* start Task input *
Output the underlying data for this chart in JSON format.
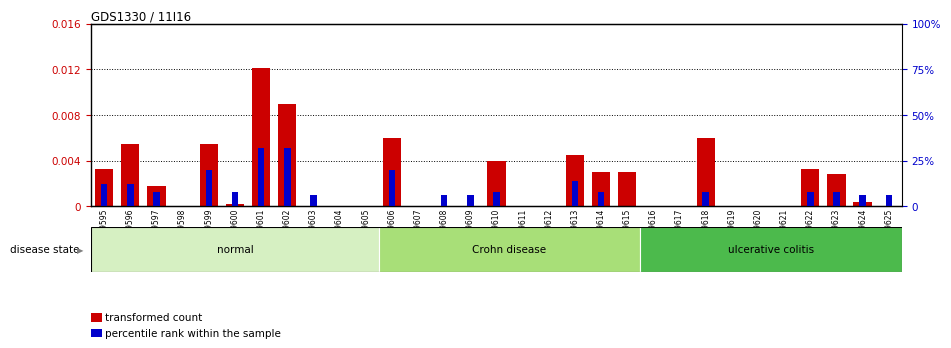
{
  "title": "GDS1330 / 11I16",
  "samples": [
    "GSM29595",
    "GSM29596",
    "GSM29597",
    "GSM29598",
    "GSM29599",
    "GSM29600",
    "GSM29601",
    "GSM29602",
    "GSM29603",
    "GSM29604",
    "GSM29605",
    "GSM29606",
    "GSM29607",
    "GSM29608",
    "GSM29609",
    "GSM29610",
    "GSM29611",
    "GSM29612",
    "GSM29613",
    "GSM29614",
    "GSM29615",
    "GSM29616",
    "GSM29617",
    "GSM29618",
    "GSM29619",
    "GSM29620",
    "GSM29621",
    "GSM29622",
    "GSM29623",
    "GSM29624",
    "GSM29625"
  ],
  "transformed_count": [
    0.0033,
    0.0055,
    0.0018,
    0.0,
    0.0055,
    0.0002,
    0.0121,
    0.009,
    0.0,
    0.0,
    0.0,
    0.006,
    0.0,
    0.0,
    0.0,
    0.004,
    0.0,
    0.0,
    0.0045,
    0.003,
    0.003,
    0.0,
    0.0,
    0.006,
    0.0,
    0.0,
    0.0,
    0.0033,
    0.0028,
    0.0004,
    0.0
  ],
  "percentile_rank_pct": [
    12,
    12,
    8,
    0,
    20,
    8,
    32,
    32,
    6,
    0,
    0,
    20,
    0,
    6,
    6,
    8,
    0,
    0,
    14,
    8,
    0,
    0,
    0,
    8,
    0,
    0,
    0,
    8,
    8,
    6,
    6
  ],
  "groups": [
    {
      "label": "normal",
      "start": 0,
      "end": 10,
      "color": "#d6f0c2"
    },
    {
      "label": "Crohn disease",
      "start": 11,
      "end": 20,
      "color": "#a8df78"
    },
    {
      "label": "ulcerative colitis",
      "start": 21,
      "end": 30,
      "color": "#4cba4c"
    }
  ],
  "ylim_left": [
    0,
    0.016
  ],
  "ylim_right": [
    0,
    100
  ],
  "yticks_left": [
    0.0,
    0.004,
    0.008,
    0.012,
    0.016
  ],
  "yticks_right": [
    0,
    25,
    50,
    75,
    100
  ],
  "red_color": "#cc0000",
  "blue_color": "#0000cc",
  "disease_state_label": "disease state",
  "legend_red": "transformed count",
  "legend_blue": "percentile rank within the sample"
}
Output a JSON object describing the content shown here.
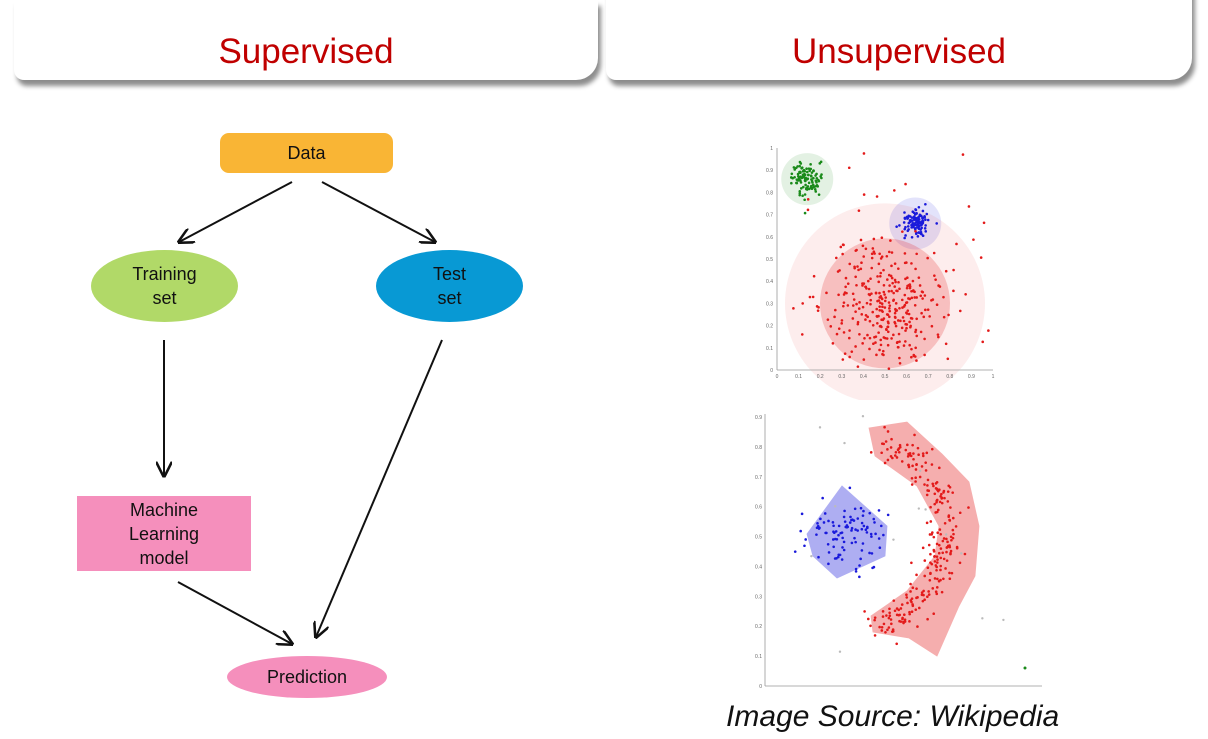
* end Task input *
Problem requirements - Transcribe the full listing character for character. Pictures are excluded.

Finished exercise -
Output the underlying data for this chart in JSON format.
{
  "title": "GDS1330 / 11I16",
  "samples": [
    "GSM29595",
    "GSM29596",
    "GSM29597",
    "GSM29598",
    "GSM29599",
    "GSM29600",
    "GSM29601",
    "GSM29602",
    "GSM29603",
    "GSM29604",
    "GSM29605",
    "GSM29606",
    "GSM29607",
    "GSM29608",
    "GSM29609",
    "GSM29610",
    "GSM29611",
    "GSM29612",
    "GSM29613",
    "GSM29614",
    "GSM29615",
    "GSM29616",
    "GSM29617",
    "GSM29618",
    "GSM29619",
    "GSM29620",
    "GSM29621",
    "GSM29622",
    "GSM29623",
    "GSM29624",
    "GSM29625"
  ],
  "transformed_count": [
    0.0033,
    0.0055,
    0.0018,
    0.0,
    0.0055,
    0.0002,
    0.0121,
    0.009,
    0.0,
    0.0,
    0.0,
    0.006,
    0.0,
    0.0,
    0.0,
    0.004,
    0.0,
    0.0,
    0.0045,
    0.003,
    0.003,
    0.0,
    0.0,
    0.006,
    0.0,
    0.0,
    0.0,
    0.0033,
    0.0028,
    0.0004,
    0.0
  ],
  "percentile_rank_pct": [
    12,
    12,
    8,
    0,
    20,
    8,
    32,
    32,
    6,
    0,
    0,
    20,
    0,
    6,
    6,
    8,
    0,
    0,
    14,
    8,
    0,
    0,
    0,
    8,
    0,
    0,
    0,
    8,
    8,
    6,
    6
  ],
  "groups": [
    {
      "label": "normal",
      "start": 0,
      "end": 10,
      "color": "#d6f0c2"
    },
    {
      "label": "Crohn disease",
      "start": 11,
      "end": 20,
      "color": "#a8df78"
    },
    {
      "label": "ulcerative colitis",
      "start": 21,
      "end": 30,
      "color": "#4cba4c"
    }
  ],
  "ylim_left": [
    0,
    0.016
  ],
  "ylim_right": [
    0,
    100
  ],
  "yticks_left": [
    0.0,
    0.004,
    0.008,
    0.012,
    0.016
  ],
  "yticks_right": [
    0,
    25,
    50,
    75,
    100
  ],
  "red_color": "#cc0000",
  "blue_color": "#0000cc",
  "disease_state_label": "disease state",
  "legend_red": "transformed count",
  "legend_blue": "percentile rank within the sample"
}
Output a JSON object describing the content shown here.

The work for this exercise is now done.